**GOAL OF THE EXERCISE:**
Leave out the pictures and copy each record below exactly.

**EXERCISE INPUTS:**
########################################

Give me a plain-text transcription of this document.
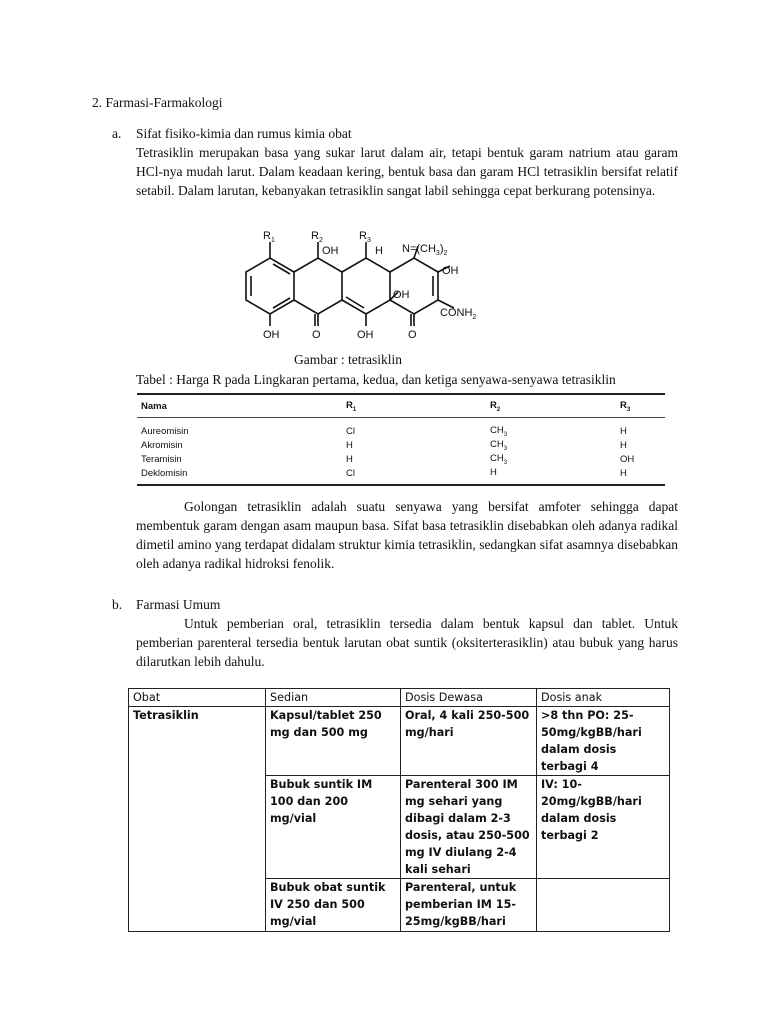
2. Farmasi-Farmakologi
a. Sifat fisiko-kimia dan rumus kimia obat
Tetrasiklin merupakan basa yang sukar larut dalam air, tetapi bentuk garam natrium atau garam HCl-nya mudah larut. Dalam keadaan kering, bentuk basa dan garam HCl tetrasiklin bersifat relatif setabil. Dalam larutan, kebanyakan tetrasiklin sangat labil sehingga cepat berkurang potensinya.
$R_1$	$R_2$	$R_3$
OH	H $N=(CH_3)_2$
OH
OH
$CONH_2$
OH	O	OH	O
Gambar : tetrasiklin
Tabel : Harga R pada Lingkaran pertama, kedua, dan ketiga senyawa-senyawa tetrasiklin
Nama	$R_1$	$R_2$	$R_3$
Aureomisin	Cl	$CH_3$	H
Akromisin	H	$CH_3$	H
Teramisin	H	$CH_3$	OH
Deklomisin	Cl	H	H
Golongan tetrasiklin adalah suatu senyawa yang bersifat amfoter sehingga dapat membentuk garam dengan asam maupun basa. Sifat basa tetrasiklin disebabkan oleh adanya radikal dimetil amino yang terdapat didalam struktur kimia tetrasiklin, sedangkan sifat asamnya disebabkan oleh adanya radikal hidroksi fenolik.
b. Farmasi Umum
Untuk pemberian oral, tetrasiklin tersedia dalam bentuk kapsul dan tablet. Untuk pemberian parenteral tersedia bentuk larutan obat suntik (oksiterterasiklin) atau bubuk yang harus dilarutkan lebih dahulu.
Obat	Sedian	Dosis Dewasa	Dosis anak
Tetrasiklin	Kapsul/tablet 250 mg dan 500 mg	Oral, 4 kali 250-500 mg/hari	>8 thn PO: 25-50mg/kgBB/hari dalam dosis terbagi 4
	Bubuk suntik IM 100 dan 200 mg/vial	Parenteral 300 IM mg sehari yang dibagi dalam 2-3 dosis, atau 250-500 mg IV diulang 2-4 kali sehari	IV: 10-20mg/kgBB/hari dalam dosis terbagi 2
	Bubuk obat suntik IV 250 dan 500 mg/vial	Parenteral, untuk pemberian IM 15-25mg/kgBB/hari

########################################

**EXERCISE RESULT:**
Give me a plain-text transcription of this document.
2. Farmasi-Farmakologi
a. Sifat fisiko-kimia dan rumus kimia obat
Tetrasiklin merupakan basa yang sukar larut dalam air, tetapi bentuk garam natrium atau garam HCl-nya mudah larut. Dalam keadaan kering, bentuk basa dan garam HCl tetrasiklin bersifat relatif setabil. Dalam larutan, kebanyakan tetrasiklin sangat labil sehingga cepat berkurang potensinya.
$R_1$	$R_2$	$R_3$
OH	H $N=(CH_3)_2$
OH
OH
$CONH_2$
OH	O	OH	O
Gambar : tetrasiklin
Tabel : Harga R pada Lingkaran pertama, kedua, dan ketiga senyawa-senyawa tetrasiklin
Nama	$R_1$	$R_2$	$R_3$
Aureomisin	Cl	$CH_3$	H
Akromisin	H	$CH_3$	H
Teramisin	H	$CH_3$	OH
Deklomisin	Cl	H	H
Golongan tetrasiklin adalah suatu senyawa yang bersifat amfoter sehingga dapat membentuk garam dengan asam maupun basa. Sifat basa tetrasiklin disebabkan oleh adanya radikal dimetil amino yang terdapat didalam struktur kimia tetrasiklin, sedangkan sifat asamnya disebabkan oleh adanya radikal hidroksi fenolik.
b. Farmasi Umum
Untuk pemberian oral, tetrasiklin tersedia dalam bentuk kapsul dan tablet. Untuk pemberian parenteral tersedia bentuk larutan obat suntik (oksiterterasiklin) atau bubuk yang harus dilarutkan lebih dahulu.
Obat	Sedian	Dosis Dewasa	Dosis anak
Tetrasiklin	Kapsul/tablet 250 mg dan 500 mg	Oral, 4 kali 250-500 mg/hari	>8 thn PO: 25-50mg/kgBB/hari dalam dosis terbagi 4
	Bubuk suntik IM 100 dan 200 mg/vial	Parenteral 300 IM mg sehari yang dibagi dalam 2-3 dosis, atau 250-500 mg IV diulang 2-4 kali sehari	IV: 10-20mg/kgBB/hari dalam dosis terbagi 2
	Bubuk obat suntik IV 250 dan 500 mg/vial	Parenteral, untuk pemberian IM 15-25mg/kgBB/hari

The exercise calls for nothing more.